**What needs to be done:** Leave out the pictures and repeat the data exactly.
>> BEGIN
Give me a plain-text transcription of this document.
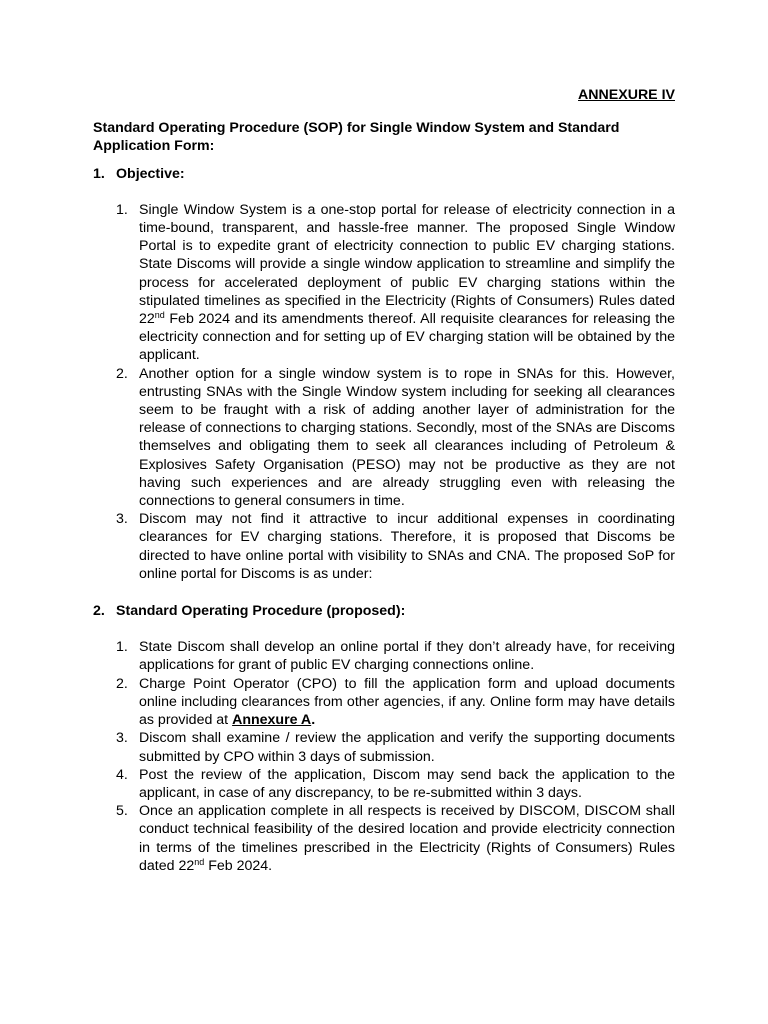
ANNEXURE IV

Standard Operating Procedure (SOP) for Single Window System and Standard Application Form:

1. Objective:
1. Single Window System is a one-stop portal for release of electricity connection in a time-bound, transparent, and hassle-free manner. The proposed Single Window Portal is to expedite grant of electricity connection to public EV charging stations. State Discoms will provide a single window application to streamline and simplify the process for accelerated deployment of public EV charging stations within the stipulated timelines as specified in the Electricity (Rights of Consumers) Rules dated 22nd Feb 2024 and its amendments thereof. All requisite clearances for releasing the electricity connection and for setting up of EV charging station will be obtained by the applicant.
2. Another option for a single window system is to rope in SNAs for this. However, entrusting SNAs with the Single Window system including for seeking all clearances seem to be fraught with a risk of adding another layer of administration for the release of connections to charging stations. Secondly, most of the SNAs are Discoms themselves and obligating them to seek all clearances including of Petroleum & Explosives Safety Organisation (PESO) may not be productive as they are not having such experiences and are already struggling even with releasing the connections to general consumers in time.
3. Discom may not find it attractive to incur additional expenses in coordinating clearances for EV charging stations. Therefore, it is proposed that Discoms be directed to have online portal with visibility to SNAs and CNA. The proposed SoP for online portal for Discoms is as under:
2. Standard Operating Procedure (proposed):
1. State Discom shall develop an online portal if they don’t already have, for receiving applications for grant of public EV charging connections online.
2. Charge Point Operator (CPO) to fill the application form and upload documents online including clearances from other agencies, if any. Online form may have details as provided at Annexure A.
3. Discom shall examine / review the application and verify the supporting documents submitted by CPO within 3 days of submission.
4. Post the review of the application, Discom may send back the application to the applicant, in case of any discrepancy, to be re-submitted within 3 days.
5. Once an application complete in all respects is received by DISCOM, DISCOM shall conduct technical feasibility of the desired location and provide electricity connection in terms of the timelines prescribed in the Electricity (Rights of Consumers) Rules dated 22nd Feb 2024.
>> END
**Expected output:**
Give me a plain-text transcription of this document.
ANNEXURE IV

Standard Operating Procedure (SOP) for Single Window System and Standard Application Form:

1. Objective:
1. Single Window System is a one-stop portal for release of electricity connection in a time-bound, transparent, and hassle-free manner. The proposed Single Window Portal is to expedite grant of electricity connection to public EV charging stations. State Discoms will provide a single window application to streamline and simplify the process for accelerated deployment of public EV charging stations within the stipulated timelines as specified in the Electricity (Rights of Consumers) Rules dated 22nd Feb 2024 and its amendments thereof. All requisite clearances for releasing the electricity connection and for setting up of EV charging station will be obtained by the applicant.
2. Another option for a single window system is to rope in SNAs for this. However, entrusting SNAs with the Single Window system including for seeking all clearances seem to be fraught with a risk of adding another layer of administration for the release of connections to charging stations. Secondly, most of the SNAs are Discoms themselves and obligating them to seek all clearances including of Petroleum & Explosives Safety Organisation (PESO) may not be productive as they are not having such experiences and are already struggling even with releasing the connections to general consumers in time.
3. Discom may not find it attractive to incur additional expenses in coordinating clearances for EV charging stations. Therefore, it is proposed that Discoms be directed to have online portal with visibility to SNAs and CNA. The proposed SoP for online portal for Discoms is as under:
2. Standard Operating Procedure (proposed):
1. State Discom shall develop an online portal if they don’t already have, for receiving applications for grant of public EV charging connections online.
2. Charge Point Operator (CPO) to fill the application form and upload documents online including clearances from other agencies, if any. Online form may have details as provided at Annexure A.
3. Discom shall examine / review the application and verify the supporting documents submitted by CPO within 3 days of submission.
4. Post the review of the application, Discom may send back the application to the applicant, in case of any discrepancy, to be re-submitted within 3 days.
5. Once an application complete in all respects is received by DISCOM, DISCOM shall conduct technical feasibility of the desired location and provide electricity connection in terms of the timelines prescribed in the Electricity (Rights of Consumers) Rules dated 22nd Feb 2024.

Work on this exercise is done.